**Stated exercise:**
Pull every line that holds the word "соответствии" from the entries.

(A block of data)
----------------------------------------

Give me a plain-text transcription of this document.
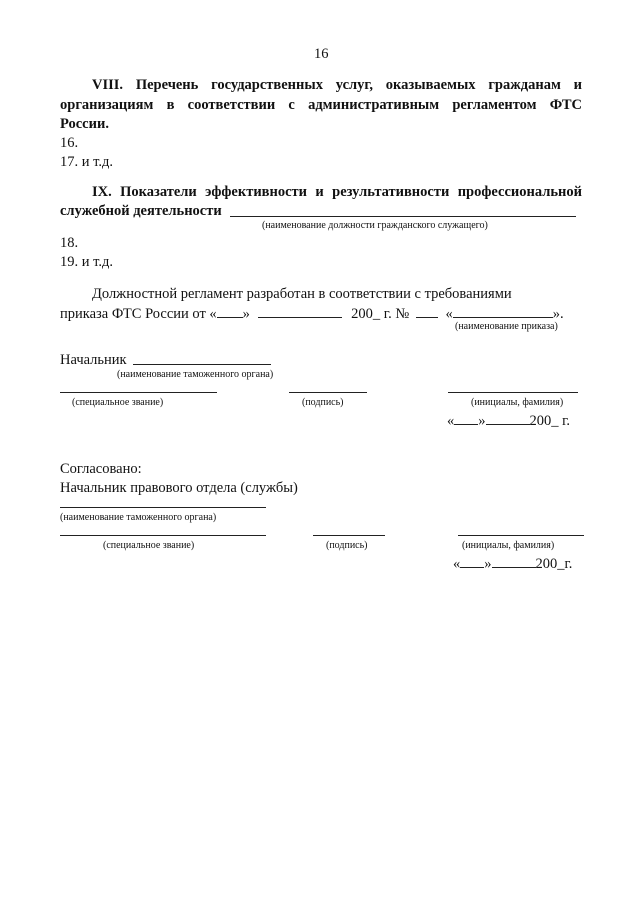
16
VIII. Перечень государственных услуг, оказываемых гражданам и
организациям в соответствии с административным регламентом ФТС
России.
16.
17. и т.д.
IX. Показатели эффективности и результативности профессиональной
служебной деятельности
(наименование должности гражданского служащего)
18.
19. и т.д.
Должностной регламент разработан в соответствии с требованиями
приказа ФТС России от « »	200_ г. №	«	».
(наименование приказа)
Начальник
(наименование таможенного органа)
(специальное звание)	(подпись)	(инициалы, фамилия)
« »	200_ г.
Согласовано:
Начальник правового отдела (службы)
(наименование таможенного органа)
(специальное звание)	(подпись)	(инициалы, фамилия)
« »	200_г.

----------------------------------------

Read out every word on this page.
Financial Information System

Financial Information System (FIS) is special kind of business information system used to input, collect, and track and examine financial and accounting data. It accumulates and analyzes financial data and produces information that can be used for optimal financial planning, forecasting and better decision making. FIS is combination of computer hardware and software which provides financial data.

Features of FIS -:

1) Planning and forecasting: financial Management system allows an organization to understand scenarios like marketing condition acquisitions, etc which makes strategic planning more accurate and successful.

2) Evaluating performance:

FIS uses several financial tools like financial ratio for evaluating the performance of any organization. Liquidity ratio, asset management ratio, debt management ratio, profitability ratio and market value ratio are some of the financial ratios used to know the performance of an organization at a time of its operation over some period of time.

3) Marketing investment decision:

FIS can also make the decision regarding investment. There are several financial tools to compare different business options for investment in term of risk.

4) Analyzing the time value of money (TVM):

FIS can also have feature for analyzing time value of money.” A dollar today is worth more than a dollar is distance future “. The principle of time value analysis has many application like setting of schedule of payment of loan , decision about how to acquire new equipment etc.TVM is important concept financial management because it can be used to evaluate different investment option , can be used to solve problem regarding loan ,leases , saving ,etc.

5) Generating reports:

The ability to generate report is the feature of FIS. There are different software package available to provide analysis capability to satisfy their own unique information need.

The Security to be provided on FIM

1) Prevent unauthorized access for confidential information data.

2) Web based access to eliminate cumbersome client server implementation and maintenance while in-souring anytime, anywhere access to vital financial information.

----------------------------------------

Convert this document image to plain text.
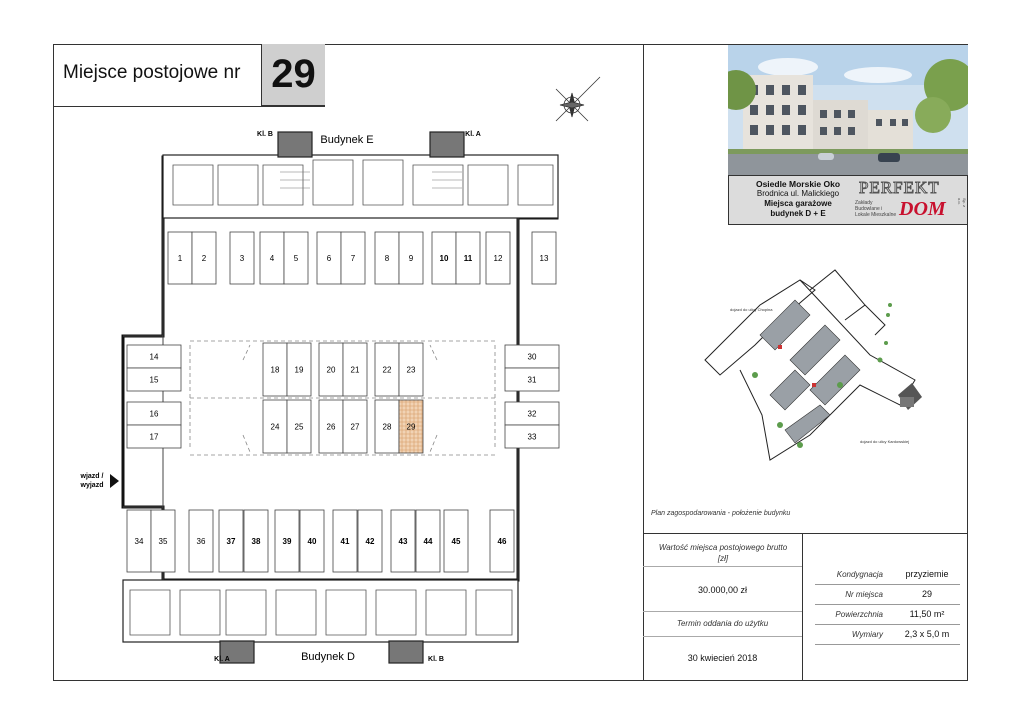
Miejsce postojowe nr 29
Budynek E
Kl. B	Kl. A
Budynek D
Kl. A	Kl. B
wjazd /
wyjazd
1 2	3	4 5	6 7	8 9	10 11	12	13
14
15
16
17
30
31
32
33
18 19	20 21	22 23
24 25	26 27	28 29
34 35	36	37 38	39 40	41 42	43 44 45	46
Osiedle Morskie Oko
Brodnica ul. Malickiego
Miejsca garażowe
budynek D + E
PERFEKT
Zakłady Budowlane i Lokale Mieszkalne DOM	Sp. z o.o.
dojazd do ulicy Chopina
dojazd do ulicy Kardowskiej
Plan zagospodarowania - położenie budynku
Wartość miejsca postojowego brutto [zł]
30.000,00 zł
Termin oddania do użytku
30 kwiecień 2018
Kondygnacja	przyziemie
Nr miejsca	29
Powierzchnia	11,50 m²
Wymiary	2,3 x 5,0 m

----------------------------------------

**Problem solution:**
организациям в соответствии с административным регламентом ФТС
Должностной регламент разработан в соответствии с требованиями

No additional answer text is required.